### What to do
Select the lines below containing the word "lives".

==== Input ====

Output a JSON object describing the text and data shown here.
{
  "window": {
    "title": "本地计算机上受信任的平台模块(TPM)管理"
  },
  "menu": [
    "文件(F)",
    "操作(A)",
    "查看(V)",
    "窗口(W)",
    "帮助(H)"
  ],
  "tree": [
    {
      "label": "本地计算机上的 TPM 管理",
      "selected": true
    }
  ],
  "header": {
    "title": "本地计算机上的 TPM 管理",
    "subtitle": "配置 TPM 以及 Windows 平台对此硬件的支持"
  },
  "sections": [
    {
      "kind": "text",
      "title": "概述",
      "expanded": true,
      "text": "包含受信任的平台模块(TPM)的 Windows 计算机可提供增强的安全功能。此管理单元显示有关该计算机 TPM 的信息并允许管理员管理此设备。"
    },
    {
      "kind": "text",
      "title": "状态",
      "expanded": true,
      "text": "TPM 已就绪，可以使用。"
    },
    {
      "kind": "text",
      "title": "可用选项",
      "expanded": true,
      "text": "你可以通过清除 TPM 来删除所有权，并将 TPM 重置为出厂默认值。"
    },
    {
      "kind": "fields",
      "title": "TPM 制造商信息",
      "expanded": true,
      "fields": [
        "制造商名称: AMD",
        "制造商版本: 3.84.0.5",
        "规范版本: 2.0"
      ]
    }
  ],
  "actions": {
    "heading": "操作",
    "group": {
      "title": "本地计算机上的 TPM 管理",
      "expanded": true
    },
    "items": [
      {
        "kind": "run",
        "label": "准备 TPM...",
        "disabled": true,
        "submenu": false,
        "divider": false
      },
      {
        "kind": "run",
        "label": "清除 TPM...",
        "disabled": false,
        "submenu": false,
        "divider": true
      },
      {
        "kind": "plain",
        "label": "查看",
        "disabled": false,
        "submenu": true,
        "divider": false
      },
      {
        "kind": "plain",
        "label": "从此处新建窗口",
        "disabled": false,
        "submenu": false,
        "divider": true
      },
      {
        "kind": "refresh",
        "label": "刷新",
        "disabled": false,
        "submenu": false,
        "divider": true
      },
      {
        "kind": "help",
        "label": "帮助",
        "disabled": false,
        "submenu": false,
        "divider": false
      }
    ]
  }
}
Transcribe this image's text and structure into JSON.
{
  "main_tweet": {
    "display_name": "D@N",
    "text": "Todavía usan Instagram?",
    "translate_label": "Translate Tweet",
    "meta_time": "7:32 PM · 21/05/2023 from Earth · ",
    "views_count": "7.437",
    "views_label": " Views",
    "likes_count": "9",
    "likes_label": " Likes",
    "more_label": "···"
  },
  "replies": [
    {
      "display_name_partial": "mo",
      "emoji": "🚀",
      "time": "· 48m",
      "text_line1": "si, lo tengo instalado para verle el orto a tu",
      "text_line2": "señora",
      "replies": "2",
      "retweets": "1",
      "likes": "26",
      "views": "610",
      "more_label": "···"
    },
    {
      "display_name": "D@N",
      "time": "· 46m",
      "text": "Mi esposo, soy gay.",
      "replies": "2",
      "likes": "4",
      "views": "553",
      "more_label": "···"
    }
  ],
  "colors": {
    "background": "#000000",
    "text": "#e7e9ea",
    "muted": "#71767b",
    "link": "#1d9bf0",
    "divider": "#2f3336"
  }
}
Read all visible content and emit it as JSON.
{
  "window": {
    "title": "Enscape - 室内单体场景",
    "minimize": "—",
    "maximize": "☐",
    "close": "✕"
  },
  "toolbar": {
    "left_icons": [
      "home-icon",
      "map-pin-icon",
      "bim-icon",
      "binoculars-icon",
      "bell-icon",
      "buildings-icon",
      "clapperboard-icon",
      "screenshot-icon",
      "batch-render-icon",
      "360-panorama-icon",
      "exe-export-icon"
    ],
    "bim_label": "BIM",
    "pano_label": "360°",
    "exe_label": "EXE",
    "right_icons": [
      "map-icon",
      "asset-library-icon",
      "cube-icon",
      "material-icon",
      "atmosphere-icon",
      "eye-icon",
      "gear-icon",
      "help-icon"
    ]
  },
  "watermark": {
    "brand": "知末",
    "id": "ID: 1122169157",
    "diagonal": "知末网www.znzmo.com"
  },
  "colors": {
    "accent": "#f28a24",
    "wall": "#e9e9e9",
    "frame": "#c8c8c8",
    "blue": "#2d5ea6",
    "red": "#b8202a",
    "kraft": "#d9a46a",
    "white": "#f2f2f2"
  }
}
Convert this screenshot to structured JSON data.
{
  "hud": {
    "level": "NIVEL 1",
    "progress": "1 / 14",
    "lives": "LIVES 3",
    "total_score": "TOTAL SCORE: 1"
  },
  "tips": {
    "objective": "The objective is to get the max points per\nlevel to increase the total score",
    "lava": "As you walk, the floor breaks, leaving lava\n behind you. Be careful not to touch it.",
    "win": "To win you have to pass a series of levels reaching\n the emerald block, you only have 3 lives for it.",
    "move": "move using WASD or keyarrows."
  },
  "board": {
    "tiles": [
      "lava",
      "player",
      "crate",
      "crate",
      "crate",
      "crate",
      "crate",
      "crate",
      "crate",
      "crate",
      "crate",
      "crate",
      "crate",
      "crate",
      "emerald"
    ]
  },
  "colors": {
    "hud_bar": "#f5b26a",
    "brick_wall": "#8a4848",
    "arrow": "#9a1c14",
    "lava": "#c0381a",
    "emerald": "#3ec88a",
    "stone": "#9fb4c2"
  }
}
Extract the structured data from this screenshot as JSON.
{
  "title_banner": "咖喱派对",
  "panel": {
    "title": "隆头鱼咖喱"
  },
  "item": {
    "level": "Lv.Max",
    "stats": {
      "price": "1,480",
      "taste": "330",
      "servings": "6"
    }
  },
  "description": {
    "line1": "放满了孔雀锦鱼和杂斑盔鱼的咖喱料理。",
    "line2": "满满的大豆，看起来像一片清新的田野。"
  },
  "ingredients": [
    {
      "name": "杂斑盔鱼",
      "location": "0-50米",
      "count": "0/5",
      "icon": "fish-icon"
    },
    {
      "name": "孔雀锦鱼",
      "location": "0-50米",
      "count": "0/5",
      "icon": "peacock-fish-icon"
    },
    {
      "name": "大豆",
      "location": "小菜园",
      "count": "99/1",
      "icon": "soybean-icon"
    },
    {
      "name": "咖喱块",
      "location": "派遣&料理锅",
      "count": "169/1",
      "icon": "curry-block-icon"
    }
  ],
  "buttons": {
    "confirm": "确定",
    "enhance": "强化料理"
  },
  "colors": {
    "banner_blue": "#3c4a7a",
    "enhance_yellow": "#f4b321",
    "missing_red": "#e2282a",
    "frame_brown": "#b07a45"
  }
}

====

### Solution
    "lives": "LIVES 3",
    "win": "To win you have to pass a series of levels reaching\n the emerald block, you only have 3 lives for it.",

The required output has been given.